■ Exercise
Look over the lines below. Report each one that includes the string "your".

Dataset entries:
__________________________________________________

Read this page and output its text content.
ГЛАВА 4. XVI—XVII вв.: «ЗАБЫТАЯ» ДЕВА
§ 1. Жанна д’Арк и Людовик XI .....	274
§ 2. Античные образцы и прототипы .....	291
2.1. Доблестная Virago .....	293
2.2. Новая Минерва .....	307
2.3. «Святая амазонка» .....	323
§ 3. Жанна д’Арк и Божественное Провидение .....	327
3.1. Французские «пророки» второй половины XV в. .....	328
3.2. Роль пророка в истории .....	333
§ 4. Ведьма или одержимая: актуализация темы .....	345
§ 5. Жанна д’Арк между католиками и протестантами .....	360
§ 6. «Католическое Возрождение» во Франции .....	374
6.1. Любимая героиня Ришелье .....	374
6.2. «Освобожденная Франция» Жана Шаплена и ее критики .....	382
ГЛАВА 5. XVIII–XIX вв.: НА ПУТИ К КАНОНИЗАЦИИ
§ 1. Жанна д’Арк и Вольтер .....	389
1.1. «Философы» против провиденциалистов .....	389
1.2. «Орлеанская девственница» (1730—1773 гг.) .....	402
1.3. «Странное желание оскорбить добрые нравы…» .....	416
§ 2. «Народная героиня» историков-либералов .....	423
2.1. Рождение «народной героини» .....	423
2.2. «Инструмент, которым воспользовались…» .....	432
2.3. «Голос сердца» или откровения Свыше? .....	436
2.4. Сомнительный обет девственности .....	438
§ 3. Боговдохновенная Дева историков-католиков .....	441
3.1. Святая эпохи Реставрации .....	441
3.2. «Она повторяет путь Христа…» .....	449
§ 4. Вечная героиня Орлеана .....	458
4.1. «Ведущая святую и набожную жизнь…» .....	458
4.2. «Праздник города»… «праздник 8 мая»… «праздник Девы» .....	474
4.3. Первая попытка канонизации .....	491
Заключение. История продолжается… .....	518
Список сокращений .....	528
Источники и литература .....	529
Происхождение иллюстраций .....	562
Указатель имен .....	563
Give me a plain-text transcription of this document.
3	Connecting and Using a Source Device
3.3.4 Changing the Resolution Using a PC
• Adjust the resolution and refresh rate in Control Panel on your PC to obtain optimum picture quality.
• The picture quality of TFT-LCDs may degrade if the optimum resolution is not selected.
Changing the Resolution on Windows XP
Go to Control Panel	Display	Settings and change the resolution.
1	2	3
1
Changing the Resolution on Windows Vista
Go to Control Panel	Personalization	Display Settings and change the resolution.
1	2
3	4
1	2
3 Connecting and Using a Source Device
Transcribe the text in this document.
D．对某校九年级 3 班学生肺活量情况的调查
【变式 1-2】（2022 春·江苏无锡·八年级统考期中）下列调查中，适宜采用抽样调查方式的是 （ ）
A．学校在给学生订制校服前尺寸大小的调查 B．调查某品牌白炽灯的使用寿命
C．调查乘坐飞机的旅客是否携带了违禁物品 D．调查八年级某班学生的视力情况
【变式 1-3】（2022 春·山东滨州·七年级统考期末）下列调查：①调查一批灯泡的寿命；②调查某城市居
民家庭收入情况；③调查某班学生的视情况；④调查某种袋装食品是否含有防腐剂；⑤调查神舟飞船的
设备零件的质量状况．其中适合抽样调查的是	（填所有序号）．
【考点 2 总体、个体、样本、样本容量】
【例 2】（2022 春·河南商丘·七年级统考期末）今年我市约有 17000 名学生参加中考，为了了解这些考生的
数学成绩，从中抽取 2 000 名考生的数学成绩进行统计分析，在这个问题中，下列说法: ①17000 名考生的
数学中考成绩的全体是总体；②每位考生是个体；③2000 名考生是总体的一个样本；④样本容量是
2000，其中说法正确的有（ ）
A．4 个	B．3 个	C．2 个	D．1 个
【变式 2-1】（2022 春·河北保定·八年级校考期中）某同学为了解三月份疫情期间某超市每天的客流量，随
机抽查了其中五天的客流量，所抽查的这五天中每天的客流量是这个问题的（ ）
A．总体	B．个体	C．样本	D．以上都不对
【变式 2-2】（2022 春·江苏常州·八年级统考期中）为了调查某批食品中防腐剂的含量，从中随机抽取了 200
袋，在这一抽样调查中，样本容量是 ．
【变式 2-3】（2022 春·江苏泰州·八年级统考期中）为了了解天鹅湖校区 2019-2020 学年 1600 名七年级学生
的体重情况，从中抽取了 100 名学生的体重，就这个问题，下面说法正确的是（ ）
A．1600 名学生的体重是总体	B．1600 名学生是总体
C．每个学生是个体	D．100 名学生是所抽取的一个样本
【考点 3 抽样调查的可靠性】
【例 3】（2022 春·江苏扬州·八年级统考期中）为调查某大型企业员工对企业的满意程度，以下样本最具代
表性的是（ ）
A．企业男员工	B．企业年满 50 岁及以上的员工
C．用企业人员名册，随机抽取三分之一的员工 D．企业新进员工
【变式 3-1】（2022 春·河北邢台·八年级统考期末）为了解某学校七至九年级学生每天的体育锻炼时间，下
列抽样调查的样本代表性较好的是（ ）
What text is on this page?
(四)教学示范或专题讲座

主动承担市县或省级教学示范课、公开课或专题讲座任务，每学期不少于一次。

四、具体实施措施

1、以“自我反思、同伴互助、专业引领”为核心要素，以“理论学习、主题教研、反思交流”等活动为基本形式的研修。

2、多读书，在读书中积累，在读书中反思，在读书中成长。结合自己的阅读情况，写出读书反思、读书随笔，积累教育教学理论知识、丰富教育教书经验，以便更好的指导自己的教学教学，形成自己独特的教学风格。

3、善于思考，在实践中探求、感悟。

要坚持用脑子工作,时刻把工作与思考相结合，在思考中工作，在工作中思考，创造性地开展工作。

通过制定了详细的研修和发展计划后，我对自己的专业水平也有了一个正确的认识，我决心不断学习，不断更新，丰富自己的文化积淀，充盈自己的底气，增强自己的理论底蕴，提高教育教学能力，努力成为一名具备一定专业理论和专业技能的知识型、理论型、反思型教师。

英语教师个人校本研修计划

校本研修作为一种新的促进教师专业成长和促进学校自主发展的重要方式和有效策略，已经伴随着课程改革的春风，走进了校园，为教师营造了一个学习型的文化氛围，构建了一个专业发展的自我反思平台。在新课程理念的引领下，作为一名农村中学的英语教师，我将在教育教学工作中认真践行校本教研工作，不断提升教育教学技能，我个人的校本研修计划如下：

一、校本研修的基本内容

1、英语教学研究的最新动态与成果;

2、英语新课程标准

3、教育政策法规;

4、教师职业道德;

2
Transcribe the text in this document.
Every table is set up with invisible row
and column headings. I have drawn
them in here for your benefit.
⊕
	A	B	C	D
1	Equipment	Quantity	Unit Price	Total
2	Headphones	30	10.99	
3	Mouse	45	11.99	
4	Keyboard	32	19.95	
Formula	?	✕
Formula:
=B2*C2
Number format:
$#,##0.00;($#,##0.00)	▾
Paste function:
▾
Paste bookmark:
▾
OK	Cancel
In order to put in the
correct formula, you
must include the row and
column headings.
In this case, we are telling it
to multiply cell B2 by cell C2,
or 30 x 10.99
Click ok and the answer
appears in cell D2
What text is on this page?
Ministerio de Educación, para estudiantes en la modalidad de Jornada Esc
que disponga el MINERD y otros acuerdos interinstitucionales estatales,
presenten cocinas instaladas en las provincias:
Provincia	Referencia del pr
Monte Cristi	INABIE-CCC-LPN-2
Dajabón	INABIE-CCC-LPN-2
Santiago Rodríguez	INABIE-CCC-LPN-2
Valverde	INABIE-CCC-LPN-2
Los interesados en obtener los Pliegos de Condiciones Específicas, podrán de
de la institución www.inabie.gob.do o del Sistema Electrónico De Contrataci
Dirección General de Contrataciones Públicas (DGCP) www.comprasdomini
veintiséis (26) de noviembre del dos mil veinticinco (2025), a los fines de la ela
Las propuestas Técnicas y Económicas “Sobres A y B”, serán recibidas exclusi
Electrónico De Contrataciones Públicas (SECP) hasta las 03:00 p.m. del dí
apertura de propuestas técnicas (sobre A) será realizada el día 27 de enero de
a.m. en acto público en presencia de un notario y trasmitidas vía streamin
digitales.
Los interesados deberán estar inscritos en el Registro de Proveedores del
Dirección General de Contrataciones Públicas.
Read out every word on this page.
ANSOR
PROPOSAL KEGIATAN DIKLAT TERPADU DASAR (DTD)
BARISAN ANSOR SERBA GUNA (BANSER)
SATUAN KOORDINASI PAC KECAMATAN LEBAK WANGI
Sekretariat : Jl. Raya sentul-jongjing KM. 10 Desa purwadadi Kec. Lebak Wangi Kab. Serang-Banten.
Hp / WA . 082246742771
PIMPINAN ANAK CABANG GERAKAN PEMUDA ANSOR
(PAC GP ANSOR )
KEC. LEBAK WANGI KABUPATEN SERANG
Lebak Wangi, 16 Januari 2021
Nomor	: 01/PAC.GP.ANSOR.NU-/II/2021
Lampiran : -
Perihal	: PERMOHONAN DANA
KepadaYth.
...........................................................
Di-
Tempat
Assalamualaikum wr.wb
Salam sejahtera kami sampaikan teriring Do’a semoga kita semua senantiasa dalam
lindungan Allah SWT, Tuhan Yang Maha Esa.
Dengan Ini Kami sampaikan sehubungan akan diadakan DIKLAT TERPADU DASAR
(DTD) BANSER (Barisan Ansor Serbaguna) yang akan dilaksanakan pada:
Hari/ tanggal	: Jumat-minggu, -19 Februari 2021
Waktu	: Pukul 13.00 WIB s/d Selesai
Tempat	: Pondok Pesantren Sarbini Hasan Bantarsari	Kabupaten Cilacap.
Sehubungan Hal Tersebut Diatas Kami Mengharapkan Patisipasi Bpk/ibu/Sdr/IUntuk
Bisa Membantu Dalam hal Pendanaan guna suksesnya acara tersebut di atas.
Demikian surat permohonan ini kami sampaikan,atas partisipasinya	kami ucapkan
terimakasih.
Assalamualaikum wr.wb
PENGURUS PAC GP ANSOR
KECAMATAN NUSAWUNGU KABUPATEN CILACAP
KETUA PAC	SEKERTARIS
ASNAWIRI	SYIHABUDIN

__________________________________________________

■ The output
• Adjust the resolution and refresh rate in Control Panel on your PC to obtain optimum picture quality.
them in here for your benefit.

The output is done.